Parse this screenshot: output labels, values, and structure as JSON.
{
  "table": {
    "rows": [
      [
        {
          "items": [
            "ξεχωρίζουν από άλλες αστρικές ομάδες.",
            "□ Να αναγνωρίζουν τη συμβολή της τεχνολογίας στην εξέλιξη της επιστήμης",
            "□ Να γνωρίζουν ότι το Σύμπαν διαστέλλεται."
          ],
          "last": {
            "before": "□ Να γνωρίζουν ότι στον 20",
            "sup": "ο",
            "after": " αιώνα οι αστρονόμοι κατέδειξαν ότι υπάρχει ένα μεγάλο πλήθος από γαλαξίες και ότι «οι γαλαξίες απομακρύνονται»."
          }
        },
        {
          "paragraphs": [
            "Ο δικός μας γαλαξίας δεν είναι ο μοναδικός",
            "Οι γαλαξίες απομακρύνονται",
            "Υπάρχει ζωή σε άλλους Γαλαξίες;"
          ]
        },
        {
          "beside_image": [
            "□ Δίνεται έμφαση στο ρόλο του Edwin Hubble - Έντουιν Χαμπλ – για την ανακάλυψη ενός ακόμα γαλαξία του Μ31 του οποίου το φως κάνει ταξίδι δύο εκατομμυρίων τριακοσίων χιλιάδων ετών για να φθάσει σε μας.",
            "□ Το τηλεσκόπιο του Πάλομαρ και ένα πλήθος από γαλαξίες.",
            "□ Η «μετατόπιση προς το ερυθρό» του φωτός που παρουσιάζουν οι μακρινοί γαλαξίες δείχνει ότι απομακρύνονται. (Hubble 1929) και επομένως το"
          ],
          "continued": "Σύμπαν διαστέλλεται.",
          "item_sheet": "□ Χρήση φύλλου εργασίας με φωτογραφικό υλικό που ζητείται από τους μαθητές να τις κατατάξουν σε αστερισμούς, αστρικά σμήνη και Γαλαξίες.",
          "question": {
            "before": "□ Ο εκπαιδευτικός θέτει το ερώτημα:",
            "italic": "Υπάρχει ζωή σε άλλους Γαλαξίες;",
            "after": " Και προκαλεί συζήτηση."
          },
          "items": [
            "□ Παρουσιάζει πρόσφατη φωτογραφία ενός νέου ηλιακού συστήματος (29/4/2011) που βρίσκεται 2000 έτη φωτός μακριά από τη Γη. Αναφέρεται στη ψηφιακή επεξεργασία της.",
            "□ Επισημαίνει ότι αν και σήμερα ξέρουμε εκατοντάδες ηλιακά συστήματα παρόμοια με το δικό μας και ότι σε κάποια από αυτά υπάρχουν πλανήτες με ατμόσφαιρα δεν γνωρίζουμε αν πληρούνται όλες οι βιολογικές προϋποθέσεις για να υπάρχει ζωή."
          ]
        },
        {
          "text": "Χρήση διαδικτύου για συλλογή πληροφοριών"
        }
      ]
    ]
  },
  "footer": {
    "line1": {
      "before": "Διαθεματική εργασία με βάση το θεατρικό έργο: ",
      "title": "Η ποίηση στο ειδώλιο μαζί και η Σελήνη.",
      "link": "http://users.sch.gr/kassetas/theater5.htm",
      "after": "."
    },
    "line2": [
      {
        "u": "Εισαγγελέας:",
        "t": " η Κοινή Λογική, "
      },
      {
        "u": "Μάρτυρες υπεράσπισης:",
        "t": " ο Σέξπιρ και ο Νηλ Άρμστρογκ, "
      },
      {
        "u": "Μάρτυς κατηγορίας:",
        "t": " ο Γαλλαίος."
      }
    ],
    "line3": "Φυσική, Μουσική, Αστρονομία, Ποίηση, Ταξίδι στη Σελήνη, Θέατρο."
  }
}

........

*Exercise prompt:* Read the entries above, then pull out the lines that include "πλήθος".

*Finished exercise:*
            "after": " αιώνα οι αστρονόμοι κατέδειξαν ότι υπάρχει ένα μεγάλο πλήθος από γαλαξίες και ότι «οι γαλαξίες απομακρύνονται»."
            "□ Το τηλεσκόπιο του Πάλομαρ και ένα πλήθος από γαλαξίες.",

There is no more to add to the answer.